Record extracts:
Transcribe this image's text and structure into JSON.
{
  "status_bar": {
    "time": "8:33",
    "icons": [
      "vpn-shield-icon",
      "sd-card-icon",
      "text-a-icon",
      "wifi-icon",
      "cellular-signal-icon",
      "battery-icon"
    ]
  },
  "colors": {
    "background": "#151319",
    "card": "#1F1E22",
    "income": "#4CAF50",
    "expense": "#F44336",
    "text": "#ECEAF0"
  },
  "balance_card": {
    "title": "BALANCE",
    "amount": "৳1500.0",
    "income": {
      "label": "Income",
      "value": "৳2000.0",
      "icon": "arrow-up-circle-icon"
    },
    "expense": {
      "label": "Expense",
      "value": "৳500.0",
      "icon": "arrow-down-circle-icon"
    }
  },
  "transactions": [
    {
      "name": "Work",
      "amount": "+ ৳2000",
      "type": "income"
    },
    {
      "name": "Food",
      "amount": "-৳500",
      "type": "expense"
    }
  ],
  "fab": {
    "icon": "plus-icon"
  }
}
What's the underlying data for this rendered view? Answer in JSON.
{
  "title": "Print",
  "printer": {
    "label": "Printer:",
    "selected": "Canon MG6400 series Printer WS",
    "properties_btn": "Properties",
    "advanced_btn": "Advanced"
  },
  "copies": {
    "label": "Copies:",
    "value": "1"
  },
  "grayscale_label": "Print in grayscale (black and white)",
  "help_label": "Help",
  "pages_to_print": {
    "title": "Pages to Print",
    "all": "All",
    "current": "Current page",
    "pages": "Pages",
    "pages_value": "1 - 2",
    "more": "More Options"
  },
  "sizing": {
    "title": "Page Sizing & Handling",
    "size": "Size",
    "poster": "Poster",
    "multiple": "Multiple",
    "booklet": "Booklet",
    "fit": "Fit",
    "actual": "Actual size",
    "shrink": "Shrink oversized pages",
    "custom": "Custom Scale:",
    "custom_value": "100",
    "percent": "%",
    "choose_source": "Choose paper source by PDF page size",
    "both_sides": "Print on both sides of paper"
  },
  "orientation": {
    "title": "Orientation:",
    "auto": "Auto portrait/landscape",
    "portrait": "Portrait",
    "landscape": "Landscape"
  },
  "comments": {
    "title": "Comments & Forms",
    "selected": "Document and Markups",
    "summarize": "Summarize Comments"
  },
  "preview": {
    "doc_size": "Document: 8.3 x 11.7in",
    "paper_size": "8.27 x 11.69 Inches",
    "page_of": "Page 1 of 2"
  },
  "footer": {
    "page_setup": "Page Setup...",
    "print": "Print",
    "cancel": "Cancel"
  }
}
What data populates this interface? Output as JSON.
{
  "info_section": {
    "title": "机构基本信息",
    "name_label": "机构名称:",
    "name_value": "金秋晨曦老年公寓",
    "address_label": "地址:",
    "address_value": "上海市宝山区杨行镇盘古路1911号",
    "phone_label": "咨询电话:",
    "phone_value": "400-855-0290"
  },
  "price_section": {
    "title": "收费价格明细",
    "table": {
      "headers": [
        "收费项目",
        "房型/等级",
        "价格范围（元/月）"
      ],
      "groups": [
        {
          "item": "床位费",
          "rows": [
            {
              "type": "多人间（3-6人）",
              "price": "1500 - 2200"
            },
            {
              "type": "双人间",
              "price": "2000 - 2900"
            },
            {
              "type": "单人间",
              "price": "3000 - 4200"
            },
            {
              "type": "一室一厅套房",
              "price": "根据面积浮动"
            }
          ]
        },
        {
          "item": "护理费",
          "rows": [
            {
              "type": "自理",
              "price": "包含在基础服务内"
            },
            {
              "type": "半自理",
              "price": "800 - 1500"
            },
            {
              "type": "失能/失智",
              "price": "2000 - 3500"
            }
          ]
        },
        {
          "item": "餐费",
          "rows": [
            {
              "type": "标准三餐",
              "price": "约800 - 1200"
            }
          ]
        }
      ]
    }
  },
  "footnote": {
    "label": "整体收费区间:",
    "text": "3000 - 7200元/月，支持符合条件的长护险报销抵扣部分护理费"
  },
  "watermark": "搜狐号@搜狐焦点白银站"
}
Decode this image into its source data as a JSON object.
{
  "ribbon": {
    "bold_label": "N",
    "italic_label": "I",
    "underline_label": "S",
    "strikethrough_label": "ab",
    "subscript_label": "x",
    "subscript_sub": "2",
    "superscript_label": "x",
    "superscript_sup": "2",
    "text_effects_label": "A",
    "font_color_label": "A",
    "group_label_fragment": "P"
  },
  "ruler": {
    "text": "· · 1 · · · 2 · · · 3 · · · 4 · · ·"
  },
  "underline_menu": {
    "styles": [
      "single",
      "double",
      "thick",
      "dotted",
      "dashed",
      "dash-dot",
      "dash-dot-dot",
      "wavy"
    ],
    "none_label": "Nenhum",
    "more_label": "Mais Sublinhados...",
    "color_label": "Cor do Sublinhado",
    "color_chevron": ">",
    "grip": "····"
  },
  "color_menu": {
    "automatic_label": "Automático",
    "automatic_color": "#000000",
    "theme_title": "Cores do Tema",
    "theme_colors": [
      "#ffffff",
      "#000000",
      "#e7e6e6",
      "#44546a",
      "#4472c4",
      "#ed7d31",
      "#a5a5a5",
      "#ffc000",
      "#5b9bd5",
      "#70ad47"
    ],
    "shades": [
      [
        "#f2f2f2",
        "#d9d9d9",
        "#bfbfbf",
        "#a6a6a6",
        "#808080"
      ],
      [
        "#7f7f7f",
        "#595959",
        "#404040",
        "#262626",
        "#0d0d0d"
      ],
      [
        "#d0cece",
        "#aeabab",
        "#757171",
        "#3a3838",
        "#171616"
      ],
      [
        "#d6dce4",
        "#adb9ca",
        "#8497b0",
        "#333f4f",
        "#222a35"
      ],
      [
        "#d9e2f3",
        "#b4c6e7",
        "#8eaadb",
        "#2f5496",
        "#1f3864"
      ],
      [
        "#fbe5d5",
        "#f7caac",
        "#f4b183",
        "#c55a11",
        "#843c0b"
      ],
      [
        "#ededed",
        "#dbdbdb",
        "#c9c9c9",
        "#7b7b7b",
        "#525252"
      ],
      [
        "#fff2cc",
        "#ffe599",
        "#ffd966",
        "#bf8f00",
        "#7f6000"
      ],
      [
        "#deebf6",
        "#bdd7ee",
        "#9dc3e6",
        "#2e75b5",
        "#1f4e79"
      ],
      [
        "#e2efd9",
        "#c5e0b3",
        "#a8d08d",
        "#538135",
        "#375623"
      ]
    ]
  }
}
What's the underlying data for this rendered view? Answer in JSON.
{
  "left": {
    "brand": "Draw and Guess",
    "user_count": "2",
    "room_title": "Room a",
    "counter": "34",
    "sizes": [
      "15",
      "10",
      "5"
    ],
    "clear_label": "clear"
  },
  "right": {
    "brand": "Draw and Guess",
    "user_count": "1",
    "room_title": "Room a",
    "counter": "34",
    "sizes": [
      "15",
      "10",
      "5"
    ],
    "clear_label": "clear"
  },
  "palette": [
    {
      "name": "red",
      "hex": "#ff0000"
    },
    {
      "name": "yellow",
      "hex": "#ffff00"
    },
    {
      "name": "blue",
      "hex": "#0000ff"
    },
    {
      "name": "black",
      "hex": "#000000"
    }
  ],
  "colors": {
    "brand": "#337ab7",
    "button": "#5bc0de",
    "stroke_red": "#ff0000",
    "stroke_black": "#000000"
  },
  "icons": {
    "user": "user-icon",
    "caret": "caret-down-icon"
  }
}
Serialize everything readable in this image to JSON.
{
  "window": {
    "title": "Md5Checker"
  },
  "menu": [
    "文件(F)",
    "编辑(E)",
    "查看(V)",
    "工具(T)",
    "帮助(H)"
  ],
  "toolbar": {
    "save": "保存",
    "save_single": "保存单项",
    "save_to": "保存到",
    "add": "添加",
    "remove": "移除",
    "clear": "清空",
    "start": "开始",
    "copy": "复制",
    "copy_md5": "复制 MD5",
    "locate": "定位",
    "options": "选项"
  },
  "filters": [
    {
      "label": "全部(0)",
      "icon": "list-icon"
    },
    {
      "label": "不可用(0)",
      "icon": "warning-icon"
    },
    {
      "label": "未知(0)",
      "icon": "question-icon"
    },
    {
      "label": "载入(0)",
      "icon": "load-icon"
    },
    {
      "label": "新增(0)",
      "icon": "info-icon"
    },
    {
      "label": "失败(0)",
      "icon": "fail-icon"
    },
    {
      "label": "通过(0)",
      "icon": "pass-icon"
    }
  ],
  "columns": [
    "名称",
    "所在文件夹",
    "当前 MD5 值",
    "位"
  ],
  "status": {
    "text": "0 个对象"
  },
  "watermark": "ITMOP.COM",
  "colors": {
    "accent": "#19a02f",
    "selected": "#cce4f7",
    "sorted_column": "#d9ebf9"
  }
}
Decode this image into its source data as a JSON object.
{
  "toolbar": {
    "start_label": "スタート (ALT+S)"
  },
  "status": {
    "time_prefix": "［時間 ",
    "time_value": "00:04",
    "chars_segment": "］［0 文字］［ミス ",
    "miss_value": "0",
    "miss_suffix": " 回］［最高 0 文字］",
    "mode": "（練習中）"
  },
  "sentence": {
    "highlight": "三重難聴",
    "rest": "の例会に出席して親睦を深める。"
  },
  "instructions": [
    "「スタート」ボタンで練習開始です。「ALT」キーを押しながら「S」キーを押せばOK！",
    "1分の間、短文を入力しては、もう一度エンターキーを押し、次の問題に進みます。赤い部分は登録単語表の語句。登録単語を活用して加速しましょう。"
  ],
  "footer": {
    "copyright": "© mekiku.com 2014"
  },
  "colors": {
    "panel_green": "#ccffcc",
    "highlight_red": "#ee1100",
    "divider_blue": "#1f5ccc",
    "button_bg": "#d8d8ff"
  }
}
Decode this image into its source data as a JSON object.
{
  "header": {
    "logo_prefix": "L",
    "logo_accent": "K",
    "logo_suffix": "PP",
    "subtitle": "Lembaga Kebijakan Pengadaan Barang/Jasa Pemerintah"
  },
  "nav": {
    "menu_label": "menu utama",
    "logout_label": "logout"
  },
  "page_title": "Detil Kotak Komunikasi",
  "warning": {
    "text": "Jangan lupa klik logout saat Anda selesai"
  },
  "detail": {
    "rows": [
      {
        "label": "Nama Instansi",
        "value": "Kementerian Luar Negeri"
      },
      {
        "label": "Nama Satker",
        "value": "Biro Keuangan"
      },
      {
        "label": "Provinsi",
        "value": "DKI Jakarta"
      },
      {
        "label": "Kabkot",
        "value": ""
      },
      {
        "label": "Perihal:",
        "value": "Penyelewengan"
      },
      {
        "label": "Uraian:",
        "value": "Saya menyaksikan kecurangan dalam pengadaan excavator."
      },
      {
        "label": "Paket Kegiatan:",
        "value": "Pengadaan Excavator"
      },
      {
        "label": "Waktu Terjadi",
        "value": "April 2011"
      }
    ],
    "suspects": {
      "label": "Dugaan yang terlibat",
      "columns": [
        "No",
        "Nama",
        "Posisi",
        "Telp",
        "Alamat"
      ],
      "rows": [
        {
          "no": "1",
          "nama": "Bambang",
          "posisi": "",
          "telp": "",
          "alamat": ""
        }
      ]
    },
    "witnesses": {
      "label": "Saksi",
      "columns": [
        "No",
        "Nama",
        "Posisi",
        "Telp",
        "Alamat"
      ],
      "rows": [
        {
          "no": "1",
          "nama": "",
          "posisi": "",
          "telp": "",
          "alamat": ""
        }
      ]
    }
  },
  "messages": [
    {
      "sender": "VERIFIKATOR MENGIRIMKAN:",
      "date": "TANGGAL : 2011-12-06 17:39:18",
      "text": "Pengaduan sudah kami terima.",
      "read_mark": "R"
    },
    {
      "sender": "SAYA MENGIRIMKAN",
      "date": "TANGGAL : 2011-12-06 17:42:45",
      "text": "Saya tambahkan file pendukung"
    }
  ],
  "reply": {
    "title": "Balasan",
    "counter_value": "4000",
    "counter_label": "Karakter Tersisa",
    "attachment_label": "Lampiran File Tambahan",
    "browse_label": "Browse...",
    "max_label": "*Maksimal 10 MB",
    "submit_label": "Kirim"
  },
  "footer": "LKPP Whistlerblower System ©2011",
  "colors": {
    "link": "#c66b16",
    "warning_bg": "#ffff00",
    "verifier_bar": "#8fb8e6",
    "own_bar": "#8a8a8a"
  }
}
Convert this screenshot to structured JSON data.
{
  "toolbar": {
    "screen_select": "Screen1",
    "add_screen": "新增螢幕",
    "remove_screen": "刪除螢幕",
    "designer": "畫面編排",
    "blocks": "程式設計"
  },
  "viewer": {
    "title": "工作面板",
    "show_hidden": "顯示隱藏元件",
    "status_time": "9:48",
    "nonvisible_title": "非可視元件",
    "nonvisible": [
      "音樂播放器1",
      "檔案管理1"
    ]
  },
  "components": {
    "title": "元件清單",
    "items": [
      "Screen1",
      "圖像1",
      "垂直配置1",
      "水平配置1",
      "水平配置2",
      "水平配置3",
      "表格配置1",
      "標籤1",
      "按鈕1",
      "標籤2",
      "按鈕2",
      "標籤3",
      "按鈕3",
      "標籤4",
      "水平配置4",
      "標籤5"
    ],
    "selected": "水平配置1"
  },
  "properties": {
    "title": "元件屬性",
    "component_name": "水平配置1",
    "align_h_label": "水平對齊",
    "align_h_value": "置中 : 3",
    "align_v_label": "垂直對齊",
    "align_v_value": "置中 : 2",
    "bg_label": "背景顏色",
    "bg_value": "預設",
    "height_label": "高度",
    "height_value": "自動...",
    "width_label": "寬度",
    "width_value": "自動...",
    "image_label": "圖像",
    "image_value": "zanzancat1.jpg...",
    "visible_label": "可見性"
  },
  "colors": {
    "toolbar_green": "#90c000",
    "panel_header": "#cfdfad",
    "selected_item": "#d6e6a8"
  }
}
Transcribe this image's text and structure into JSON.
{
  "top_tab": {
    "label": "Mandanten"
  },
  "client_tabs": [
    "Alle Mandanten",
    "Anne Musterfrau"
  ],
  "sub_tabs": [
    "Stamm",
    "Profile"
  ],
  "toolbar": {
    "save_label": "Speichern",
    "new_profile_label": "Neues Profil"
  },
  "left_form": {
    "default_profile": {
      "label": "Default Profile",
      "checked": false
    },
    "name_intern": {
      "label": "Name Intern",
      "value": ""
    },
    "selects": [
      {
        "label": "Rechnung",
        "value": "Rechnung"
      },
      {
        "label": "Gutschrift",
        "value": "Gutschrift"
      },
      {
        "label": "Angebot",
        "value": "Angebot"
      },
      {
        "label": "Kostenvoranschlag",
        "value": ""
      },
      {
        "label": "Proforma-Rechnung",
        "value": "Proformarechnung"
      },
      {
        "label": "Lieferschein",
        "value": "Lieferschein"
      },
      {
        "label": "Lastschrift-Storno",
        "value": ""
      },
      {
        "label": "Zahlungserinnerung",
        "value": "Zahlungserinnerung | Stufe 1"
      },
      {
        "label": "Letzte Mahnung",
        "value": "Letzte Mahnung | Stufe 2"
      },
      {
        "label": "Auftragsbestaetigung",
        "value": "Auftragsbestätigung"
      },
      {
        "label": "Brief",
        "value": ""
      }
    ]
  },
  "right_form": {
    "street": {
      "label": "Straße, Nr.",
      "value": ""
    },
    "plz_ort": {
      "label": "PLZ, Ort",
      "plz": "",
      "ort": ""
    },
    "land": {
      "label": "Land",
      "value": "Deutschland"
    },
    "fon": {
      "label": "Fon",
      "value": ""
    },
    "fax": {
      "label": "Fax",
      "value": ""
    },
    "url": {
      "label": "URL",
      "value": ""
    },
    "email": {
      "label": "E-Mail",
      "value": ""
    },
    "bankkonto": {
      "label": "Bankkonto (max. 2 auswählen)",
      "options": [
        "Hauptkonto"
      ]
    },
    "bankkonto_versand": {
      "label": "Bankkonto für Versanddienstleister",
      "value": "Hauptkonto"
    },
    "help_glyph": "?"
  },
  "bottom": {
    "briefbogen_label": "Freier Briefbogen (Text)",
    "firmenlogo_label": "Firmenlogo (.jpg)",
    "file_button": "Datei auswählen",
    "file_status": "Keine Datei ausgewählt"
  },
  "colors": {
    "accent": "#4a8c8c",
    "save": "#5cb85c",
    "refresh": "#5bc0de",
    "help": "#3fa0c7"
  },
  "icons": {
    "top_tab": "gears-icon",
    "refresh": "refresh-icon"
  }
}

Task prompt: Gather every line containing the word "Mahnung" and copy it.

Response to this task:
        "label": "Letzte Mahnung",
        "value": "Letzte Mahnung | Stufe 2"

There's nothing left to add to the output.